Challenge: Locate and copy all lines bearing the word "this".

(Dataset items)
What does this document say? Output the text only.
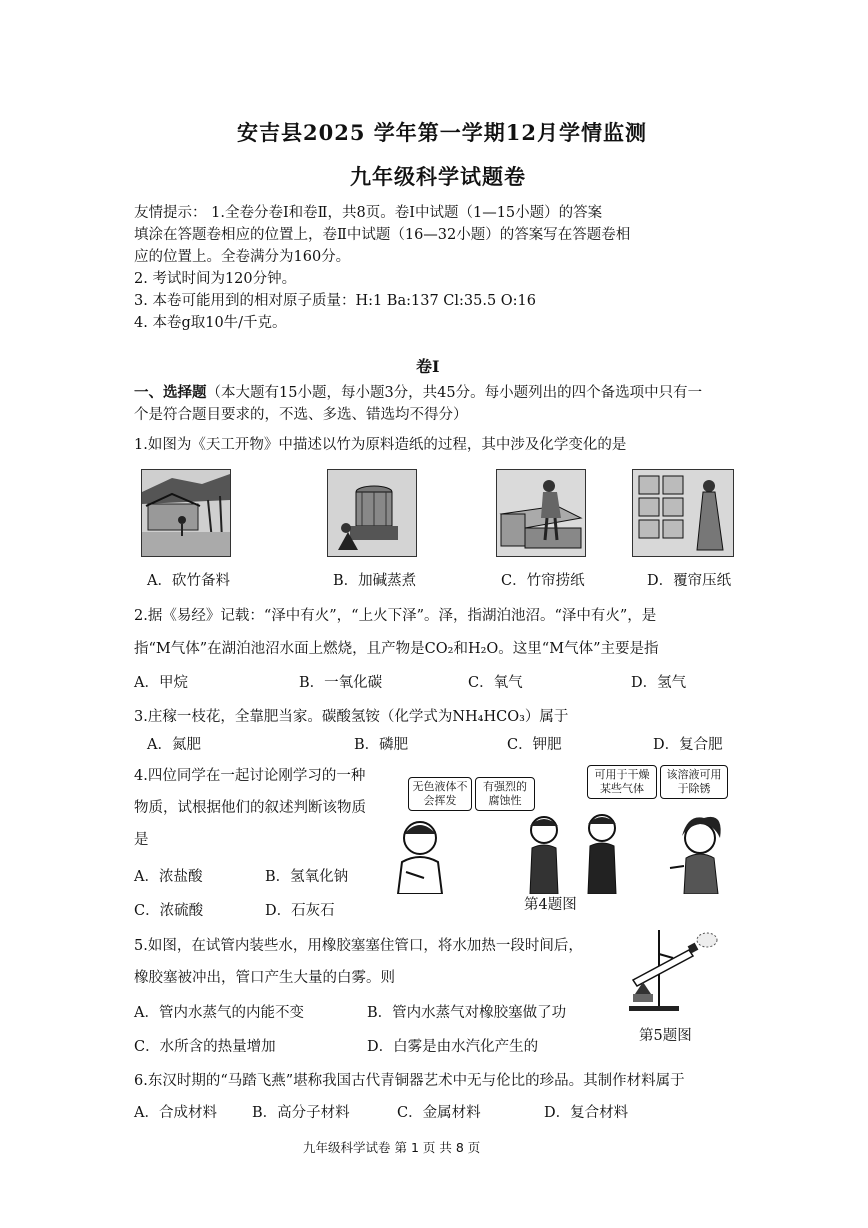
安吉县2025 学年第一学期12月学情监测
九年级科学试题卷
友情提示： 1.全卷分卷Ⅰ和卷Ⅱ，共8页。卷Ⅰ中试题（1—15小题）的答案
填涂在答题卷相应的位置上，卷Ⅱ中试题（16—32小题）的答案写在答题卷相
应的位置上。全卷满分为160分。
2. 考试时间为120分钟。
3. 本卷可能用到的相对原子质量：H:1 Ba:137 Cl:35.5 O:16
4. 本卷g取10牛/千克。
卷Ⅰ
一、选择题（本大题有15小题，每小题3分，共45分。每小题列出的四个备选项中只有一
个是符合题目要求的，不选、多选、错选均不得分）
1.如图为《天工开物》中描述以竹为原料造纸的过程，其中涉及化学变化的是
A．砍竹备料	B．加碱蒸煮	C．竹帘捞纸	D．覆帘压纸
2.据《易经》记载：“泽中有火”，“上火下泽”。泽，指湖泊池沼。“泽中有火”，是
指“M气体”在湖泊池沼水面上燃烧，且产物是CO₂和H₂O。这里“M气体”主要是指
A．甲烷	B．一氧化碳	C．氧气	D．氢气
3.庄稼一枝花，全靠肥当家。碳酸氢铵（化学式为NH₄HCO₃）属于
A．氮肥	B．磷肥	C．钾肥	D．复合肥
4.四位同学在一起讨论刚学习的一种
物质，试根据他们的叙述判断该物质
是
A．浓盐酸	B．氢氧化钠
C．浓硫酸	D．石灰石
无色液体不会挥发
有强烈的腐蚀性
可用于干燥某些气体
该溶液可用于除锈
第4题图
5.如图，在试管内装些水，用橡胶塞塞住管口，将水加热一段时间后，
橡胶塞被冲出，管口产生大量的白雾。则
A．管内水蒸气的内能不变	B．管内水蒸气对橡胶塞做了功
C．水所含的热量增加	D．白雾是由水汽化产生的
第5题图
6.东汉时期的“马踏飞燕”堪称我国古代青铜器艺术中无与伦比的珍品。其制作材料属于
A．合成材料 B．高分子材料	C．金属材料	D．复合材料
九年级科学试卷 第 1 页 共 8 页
==
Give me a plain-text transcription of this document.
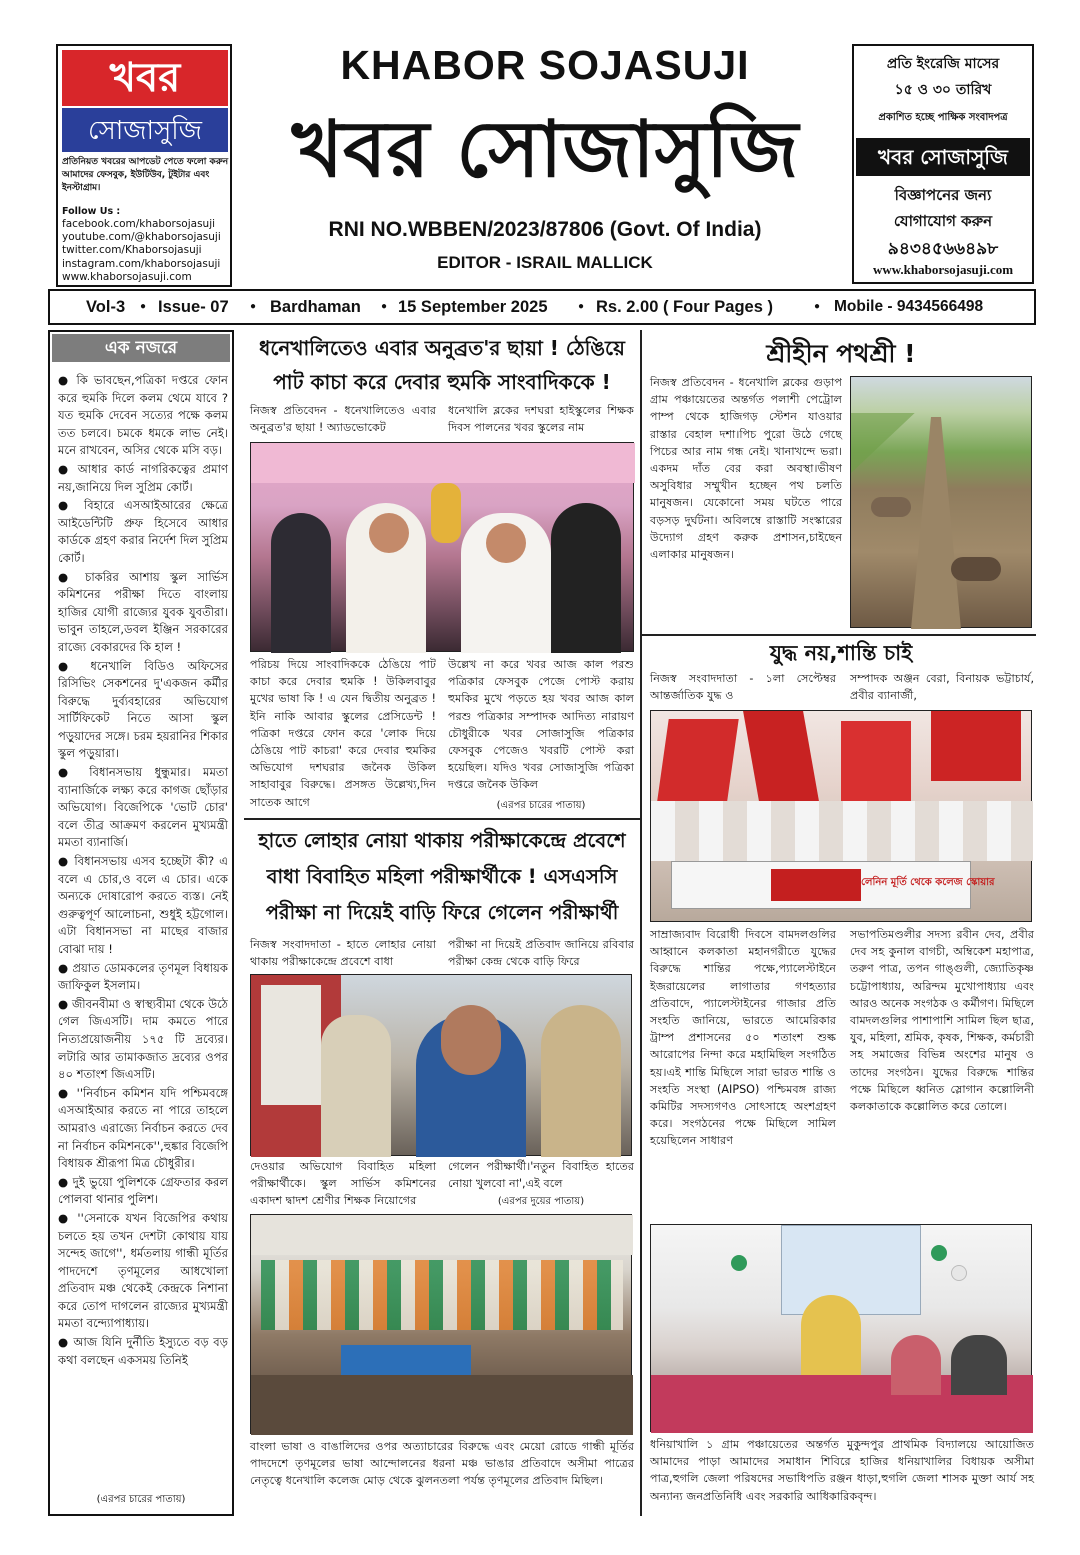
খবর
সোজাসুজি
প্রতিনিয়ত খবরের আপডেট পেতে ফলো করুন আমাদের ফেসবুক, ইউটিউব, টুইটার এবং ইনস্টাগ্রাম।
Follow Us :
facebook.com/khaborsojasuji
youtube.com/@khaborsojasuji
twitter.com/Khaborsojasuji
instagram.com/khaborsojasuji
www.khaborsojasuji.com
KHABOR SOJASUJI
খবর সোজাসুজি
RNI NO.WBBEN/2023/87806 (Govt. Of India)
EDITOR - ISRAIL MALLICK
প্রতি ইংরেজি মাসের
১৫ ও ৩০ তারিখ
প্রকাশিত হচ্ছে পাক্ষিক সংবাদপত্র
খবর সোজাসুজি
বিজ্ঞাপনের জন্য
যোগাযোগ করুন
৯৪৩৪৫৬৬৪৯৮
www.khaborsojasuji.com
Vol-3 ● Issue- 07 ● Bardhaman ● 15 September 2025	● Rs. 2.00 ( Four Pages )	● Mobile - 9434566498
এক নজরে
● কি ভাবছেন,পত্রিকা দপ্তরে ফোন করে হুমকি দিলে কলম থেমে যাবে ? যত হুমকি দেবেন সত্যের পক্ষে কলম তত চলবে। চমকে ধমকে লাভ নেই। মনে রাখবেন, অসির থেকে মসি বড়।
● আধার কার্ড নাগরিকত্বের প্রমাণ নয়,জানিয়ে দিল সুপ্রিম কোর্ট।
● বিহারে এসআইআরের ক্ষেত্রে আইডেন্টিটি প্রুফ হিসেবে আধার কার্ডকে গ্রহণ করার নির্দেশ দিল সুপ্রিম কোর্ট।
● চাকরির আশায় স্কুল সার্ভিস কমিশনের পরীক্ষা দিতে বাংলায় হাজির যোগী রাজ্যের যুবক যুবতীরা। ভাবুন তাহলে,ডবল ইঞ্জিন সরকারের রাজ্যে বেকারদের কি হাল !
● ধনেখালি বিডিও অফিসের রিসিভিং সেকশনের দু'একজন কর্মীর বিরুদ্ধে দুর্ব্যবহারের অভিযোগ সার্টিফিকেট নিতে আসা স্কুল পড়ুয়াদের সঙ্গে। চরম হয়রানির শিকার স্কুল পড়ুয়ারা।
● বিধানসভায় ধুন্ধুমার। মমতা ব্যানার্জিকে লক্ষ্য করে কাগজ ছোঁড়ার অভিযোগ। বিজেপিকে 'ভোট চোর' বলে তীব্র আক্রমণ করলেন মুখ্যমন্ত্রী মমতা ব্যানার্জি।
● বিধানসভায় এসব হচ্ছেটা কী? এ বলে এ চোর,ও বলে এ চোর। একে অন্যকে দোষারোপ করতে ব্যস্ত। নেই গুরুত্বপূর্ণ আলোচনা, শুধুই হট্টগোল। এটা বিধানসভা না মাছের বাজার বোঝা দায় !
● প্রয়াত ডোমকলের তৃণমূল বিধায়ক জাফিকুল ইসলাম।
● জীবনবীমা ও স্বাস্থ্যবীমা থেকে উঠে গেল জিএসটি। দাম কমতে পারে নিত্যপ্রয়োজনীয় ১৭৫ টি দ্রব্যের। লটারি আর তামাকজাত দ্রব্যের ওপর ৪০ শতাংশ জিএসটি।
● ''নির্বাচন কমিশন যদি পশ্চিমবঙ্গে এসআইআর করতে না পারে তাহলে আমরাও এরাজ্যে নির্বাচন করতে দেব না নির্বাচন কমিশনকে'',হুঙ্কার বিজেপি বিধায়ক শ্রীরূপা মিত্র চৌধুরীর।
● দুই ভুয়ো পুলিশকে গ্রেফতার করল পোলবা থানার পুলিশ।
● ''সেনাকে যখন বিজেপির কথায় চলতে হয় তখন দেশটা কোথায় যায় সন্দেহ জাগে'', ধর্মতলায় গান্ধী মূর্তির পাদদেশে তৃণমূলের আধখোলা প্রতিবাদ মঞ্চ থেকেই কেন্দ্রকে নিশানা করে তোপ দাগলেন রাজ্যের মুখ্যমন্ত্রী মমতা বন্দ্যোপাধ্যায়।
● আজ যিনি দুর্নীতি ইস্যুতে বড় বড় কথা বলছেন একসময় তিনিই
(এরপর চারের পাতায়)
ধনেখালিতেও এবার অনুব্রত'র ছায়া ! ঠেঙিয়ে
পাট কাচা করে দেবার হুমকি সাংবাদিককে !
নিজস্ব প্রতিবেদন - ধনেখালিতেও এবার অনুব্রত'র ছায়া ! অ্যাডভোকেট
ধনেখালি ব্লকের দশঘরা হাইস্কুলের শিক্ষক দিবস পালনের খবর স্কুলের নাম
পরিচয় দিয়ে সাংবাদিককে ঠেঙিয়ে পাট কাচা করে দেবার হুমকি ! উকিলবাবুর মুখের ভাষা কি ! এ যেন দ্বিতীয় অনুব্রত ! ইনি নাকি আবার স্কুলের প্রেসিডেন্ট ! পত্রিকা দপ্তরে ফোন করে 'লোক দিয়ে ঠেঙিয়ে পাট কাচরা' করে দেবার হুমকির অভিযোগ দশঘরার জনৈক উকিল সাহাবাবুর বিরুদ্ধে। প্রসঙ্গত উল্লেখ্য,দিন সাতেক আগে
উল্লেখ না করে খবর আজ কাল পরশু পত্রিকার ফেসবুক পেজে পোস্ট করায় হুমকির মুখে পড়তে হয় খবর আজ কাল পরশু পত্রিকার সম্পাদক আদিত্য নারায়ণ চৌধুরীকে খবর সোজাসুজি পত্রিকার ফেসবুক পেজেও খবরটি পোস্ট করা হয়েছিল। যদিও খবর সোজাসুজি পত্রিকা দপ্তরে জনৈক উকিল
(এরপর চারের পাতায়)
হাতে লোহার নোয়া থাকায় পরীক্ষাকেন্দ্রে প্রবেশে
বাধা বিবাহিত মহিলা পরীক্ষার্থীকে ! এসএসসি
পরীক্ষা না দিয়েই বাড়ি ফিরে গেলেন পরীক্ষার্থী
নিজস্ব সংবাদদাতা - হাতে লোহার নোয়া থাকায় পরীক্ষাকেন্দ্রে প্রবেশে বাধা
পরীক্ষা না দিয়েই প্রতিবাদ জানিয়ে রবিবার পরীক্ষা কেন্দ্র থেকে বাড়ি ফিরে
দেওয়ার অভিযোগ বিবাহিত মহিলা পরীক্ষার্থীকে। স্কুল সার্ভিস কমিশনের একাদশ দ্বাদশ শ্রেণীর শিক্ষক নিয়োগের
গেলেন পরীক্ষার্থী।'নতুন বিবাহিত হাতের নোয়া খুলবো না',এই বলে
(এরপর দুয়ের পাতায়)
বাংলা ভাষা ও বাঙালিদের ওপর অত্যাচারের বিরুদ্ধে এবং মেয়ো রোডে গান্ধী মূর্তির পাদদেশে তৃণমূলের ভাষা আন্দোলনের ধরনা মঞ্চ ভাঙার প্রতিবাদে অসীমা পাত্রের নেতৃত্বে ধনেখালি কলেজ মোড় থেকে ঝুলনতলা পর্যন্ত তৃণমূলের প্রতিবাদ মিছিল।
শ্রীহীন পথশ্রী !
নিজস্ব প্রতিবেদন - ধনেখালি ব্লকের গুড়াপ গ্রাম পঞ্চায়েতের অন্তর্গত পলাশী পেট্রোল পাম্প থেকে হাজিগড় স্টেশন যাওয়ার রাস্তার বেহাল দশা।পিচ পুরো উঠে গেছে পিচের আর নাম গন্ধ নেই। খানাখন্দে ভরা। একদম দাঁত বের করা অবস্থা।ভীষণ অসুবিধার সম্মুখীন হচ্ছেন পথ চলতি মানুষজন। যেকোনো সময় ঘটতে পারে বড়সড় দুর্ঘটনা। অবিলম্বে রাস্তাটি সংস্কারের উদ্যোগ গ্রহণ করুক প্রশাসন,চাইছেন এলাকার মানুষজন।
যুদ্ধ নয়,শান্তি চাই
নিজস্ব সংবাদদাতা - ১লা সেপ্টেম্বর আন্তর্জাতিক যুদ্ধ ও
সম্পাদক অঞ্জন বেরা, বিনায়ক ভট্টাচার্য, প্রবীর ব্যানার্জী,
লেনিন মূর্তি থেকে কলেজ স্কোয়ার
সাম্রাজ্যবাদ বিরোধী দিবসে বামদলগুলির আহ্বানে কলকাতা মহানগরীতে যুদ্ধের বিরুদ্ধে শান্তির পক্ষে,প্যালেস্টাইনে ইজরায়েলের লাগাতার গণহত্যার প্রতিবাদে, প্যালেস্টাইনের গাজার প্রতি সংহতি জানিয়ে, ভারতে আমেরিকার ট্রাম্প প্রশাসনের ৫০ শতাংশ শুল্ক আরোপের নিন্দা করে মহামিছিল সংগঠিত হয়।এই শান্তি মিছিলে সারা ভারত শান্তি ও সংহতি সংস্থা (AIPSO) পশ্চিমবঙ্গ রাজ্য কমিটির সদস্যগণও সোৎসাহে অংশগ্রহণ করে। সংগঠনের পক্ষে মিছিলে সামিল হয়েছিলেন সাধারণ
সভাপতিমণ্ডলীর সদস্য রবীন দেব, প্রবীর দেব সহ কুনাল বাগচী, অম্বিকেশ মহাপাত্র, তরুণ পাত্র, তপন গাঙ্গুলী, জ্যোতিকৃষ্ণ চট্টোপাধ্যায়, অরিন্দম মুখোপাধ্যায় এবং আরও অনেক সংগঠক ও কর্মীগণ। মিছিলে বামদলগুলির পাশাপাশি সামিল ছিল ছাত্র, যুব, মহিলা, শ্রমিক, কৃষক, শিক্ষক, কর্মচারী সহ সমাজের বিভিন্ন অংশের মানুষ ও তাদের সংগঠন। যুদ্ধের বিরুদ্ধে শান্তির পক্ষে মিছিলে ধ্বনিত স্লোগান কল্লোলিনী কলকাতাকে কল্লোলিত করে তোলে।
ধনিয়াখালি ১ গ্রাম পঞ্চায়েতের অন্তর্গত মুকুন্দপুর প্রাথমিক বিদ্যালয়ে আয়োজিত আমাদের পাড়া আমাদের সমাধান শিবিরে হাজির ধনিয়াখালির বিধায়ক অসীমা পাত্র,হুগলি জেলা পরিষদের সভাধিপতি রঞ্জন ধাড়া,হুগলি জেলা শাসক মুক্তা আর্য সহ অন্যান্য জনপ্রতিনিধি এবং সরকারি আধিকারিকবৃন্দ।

Worked answer:
What does this document say? Output the text only.
Give me a plain-text transcription of this document.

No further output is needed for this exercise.